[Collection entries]
════

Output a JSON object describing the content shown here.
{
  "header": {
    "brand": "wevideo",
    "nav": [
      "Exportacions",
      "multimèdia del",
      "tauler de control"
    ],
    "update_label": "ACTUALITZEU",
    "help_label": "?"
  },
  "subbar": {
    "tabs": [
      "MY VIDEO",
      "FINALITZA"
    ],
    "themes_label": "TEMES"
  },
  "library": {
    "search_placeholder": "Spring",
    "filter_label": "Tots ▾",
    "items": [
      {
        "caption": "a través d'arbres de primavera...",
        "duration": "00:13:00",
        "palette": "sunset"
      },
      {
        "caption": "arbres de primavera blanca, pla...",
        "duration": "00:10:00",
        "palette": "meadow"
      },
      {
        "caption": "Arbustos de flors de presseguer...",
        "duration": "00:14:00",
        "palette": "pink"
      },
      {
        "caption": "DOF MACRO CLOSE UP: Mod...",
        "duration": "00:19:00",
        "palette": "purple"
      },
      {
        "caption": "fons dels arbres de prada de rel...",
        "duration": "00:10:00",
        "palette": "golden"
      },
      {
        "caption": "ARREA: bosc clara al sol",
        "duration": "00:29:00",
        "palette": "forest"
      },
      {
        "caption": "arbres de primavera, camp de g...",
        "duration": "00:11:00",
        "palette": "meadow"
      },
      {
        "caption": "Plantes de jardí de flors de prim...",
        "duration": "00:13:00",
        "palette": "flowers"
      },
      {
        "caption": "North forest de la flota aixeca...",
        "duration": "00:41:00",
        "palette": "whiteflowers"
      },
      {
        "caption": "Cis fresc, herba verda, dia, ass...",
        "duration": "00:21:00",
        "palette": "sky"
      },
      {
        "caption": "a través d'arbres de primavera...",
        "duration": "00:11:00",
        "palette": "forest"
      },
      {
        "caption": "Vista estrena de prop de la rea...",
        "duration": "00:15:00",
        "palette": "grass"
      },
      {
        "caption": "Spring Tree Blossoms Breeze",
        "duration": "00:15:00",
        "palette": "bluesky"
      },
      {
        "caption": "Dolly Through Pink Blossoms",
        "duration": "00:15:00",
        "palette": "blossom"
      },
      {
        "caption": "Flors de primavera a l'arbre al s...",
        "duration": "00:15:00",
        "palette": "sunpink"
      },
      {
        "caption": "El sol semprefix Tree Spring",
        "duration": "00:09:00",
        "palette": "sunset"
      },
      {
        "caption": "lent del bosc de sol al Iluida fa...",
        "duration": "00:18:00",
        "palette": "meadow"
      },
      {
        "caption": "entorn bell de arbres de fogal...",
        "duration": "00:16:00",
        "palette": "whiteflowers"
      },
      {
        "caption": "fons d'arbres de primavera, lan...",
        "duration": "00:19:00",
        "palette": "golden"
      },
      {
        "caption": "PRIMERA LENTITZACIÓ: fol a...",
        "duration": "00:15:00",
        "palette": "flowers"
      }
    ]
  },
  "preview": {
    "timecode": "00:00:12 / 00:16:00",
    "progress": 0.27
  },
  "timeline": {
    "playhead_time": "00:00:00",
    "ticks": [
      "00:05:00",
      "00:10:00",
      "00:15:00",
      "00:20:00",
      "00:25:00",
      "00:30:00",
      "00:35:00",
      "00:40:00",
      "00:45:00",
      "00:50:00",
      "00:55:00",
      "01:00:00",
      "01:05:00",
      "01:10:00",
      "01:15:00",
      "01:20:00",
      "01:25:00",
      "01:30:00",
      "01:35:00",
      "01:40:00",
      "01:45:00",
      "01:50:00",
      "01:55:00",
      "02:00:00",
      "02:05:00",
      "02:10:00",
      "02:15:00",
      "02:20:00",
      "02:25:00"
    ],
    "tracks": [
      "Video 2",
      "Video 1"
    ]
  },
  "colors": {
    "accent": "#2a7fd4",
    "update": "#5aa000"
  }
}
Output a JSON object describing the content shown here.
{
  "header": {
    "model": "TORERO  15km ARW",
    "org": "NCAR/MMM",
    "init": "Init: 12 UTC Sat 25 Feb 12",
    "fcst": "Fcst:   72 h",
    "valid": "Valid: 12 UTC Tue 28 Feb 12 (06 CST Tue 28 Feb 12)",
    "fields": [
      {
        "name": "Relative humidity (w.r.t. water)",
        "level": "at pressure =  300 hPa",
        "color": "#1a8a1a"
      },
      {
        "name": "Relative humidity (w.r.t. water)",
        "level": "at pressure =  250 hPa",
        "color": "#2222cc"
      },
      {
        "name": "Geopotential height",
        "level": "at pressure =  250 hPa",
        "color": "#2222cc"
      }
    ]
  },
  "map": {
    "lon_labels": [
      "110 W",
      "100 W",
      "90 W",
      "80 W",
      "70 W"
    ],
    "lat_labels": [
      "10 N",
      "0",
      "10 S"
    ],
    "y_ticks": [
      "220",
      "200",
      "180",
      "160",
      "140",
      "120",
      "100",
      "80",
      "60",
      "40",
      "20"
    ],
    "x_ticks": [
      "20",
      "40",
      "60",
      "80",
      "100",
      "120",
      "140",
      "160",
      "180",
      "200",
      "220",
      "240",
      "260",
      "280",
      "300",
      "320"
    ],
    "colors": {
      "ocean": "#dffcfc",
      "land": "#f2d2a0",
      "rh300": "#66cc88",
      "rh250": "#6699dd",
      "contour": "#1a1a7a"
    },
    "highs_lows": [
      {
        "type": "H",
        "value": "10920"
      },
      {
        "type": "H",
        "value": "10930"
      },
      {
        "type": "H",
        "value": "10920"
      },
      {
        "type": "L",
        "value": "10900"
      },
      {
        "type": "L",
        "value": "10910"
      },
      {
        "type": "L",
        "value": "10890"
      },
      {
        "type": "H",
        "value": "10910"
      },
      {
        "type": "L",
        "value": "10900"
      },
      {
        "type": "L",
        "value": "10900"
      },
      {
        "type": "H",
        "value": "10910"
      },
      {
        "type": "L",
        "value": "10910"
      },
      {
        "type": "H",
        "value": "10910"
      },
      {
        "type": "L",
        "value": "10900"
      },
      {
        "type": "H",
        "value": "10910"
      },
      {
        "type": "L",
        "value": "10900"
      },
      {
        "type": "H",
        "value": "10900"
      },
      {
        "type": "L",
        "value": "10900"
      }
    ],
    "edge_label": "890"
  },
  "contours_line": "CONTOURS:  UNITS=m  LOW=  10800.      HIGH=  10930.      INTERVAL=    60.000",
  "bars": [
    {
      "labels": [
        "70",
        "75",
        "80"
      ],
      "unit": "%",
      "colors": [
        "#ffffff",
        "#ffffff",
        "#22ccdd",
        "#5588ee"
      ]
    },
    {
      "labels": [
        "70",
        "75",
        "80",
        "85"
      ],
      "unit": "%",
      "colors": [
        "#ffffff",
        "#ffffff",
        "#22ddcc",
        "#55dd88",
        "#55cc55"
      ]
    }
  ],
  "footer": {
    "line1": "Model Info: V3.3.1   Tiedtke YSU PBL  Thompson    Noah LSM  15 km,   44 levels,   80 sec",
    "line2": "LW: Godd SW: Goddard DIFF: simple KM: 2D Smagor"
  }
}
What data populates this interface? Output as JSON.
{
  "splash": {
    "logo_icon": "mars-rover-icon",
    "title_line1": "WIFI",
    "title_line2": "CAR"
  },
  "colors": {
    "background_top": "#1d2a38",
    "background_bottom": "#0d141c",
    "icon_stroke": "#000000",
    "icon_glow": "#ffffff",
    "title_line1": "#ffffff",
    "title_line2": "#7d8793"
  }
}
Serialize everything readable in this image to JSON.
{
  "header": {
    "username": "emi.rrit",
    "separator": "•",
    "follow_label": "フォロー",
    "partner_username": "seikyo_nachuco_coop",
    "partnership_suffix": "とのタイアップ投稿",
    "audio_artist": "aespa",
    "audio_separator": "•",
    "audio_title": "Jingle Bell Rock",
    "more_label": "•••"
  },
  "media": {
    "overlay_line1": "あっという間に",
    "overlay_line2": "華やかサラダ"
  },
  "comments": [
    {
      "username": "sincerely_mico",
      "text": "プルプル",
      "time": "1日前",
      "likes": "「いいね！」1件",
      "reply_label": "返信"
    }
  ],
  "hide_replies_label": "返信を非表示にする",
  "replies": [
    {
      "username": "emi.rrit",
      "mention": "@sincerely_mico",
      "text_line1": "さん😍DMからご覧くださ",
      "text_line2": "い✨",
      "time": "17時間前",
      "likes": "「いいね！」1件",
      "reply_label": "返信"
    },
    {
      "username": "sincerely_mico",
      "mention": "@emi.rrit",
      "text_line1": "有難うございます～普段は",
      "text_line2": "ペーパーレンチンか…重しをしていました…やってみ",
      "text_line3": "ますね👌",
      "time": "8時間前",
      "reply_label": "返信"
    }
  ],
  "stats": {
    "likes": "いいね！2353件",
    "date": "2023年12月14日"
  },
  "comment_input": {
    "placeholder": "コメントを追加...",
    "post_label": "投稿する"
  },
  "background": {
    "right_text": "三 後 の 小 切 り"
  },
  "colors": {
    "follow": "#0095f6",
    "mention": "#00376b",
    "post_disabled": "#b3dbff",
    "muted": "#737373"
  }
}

════

### What to work on
Find all the lines containing "Blossoms" in the material, then copy them.

### Written response
        "caption": "Spring Tree Blossoms Breeze",
        "caption": "Dolly Through Pink Blossoms",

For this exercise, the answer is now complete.